> **TASK REQUIREMENTS**
Starting at the first entry below, repeat all the data word for word and drop the pictures.

Stored data entries
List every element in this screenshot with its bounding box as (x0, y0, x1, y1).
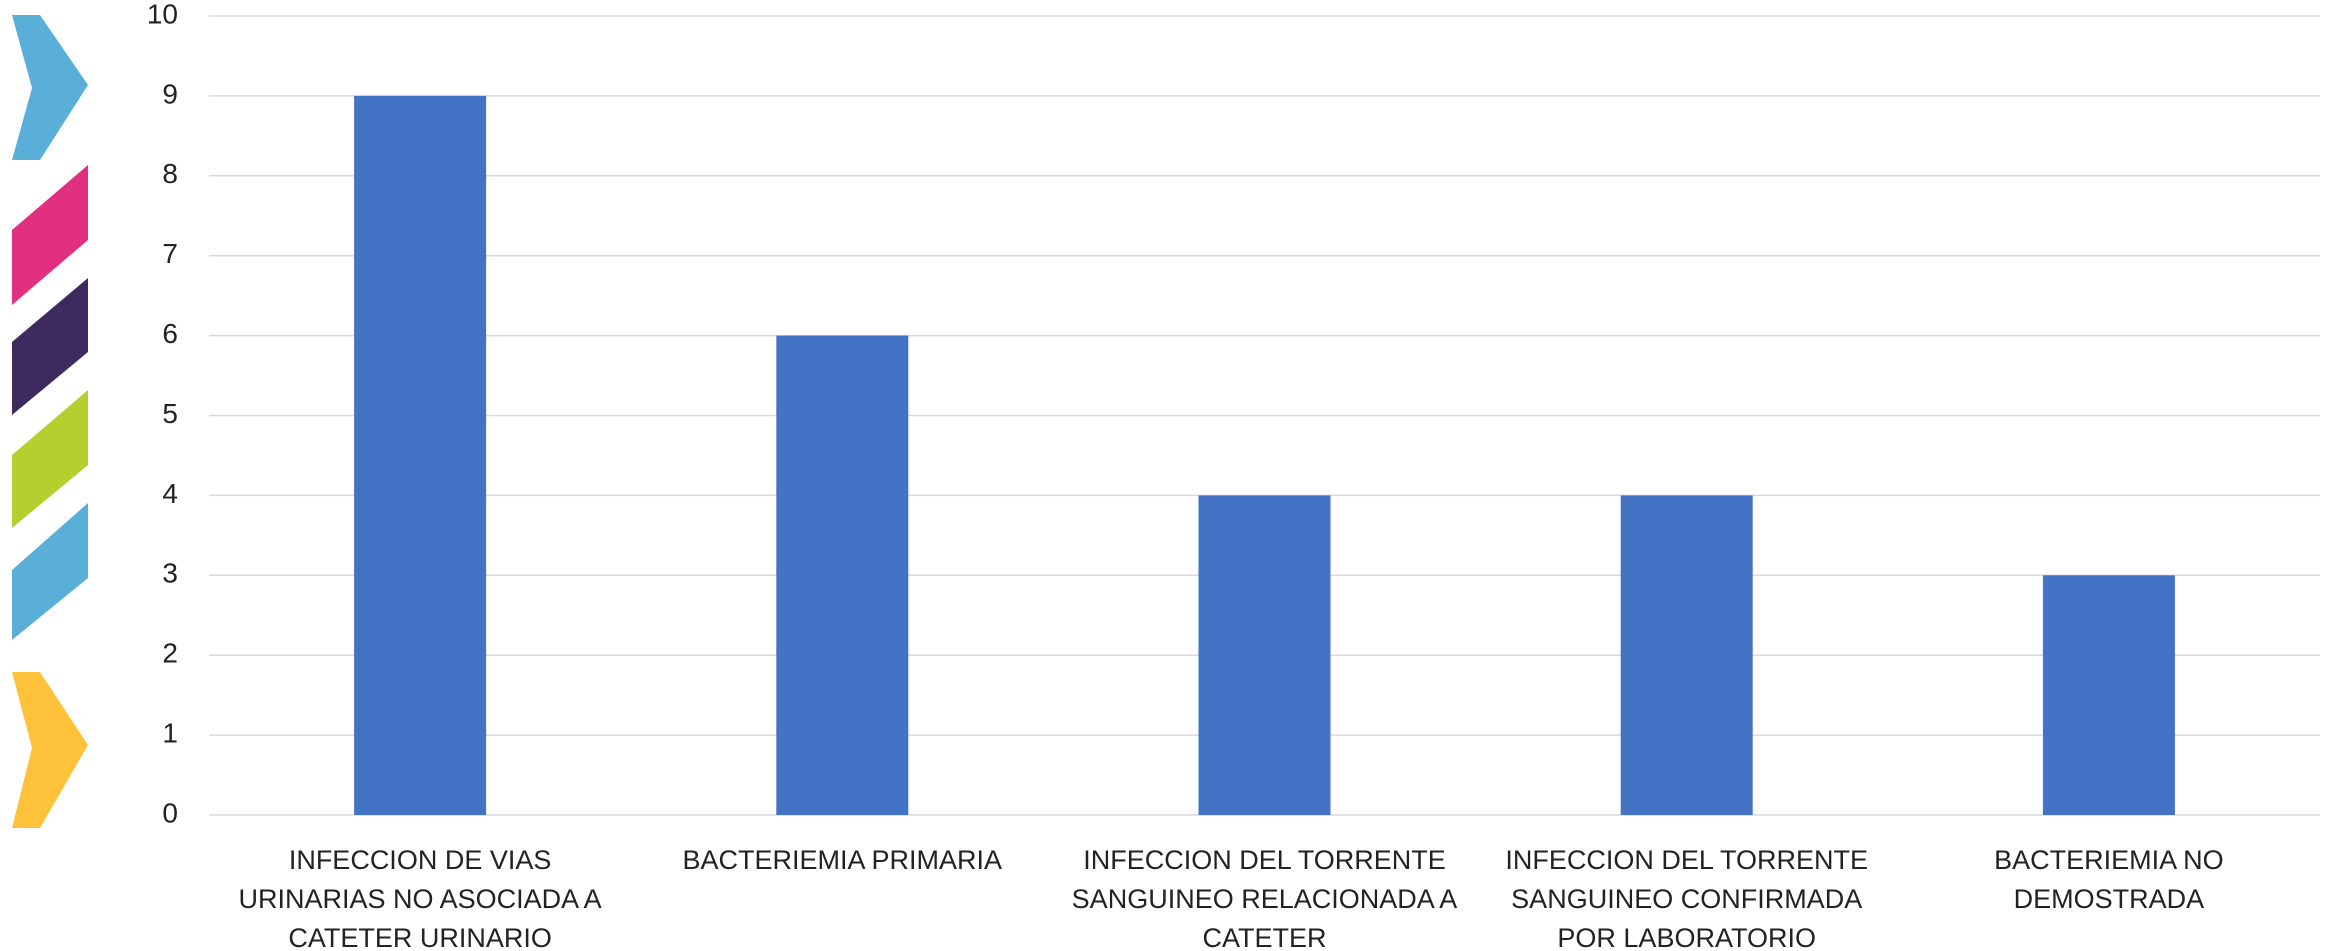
bar (354, 95, 487, 815)
x-tick-label: INFECCION DE VIAS URINARIAS NO ASOCIADA … (238, 845, 602, 951)
decoration (12, 15, 88, 828)
stripe (12, 390, 88, 528)
x-tick-label: BACTERIEMIA NO DEMOSTRADA (1994, 845, 2224, 914)
bar (1198, 495, 1331, 815)
bar (1620, 495, 1753, 815)
stripe (12, 165, 88, 305)
y-tick-label: 2 (162, 638, 178, 669)
y-tick-label: 10 (147, 0, 178, 29)
chevron (12, 15, 88, 160)
y-tick-label: 5 (162, 398, 178, 429)
stripe (12, 278, 88, 415)
y-tick-label: 3 (162, 558, 178, 589)
stripe (12, 503, 88, 640)
y-tick-label: 1 (162, 717, 178, 748)
chevron (12, 672, 88, 828)
bar (776, 335, 909, 815)
y-tick-label: 8 (162, 158, 178, 189)
y-tick-label: 4 (162, 478, 178, 509)
bar (2042, 575, 2175, 815)
y-tick-label: 6 (162, 318, 178, 349)
x-tick-label: INFECCION DEL TORRENTE SANGUINEO CONFIRM… (1505, 845, 1868, 951)
y-tick-label: 7 (162, 238, 178, 269)
x-tick-label: BACTERIEMIA PRIMARIA (682, 845, 1003, 875)
y-tick-label: 9 (162, 78, 178, 109)
x-tick-label: INFECCION DEL TORRENTE SANGUINEO RELACIO… (1071, 845, 1458, 951)
y-tick-label: 0 (162, 797, 178, 828)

> **RESPONSE**
List every element in this screenshot with its bounding box as (x0, y0, x1, y1).
bar (354, 95, 487, 815)
x-tick-label: INFECCION DE VIAS URINARIAS NO ASOCIADA … (238, 845, 602, 951)
decoration (12, 15, 88, 828)
stripe (12, 390, 88, 528)
x-tick-label: BACTERIEMIA NO DEMOSTRADA (1994, 845, 2224, 914)
bar (1198, 495, 1331, 815)
bar (1620, 495, 1753, 815)
stripe (12, 165, 88, 305)
y-tick-label: 2 (162, 638, 178, 669)
y-tick-label: 10 (147, 0, 178, 29)
chevron (12, 15, 88, 160)
y-tick-label: 5 (162, 398, 178, 429)
stripe (12, 278, 88, 415)
y-tick-label: 3 (162, 558, 178, 589)
stripe (12, 503, 88, 640)
y-tick-label: 1 (162, 717, 178, 748)
chevron (12, 672, 88, 828)
bar (776, 335, 909, 815)
y-tick-label: 8 (162, 158, 178, 189)
y-tick-label: 4 (162, 478, 178, 509)
bar (2042, 575, 2175, 815)
y-tick-label: 6 (162, 318, 178, 349)
x-tick-label: INFECCION DEL TORRENTE SANGUINEO CONFIRM… (1505, 845, 1868, 951)
y-tick-label: 7 (162, 238, 178, 269)
x-tick-label: BACTERIEMIA PRIMARIA (682, 845, 1003, 875)
y-tick-label: 9 (162, 78, 178, 109)
x-tick-label: INFECCION DEL TORRENTE SANGUINEO RELACIO… (1071, 845, 1458, 951)
y-tick-label: 0 (162, 797, 178, 828)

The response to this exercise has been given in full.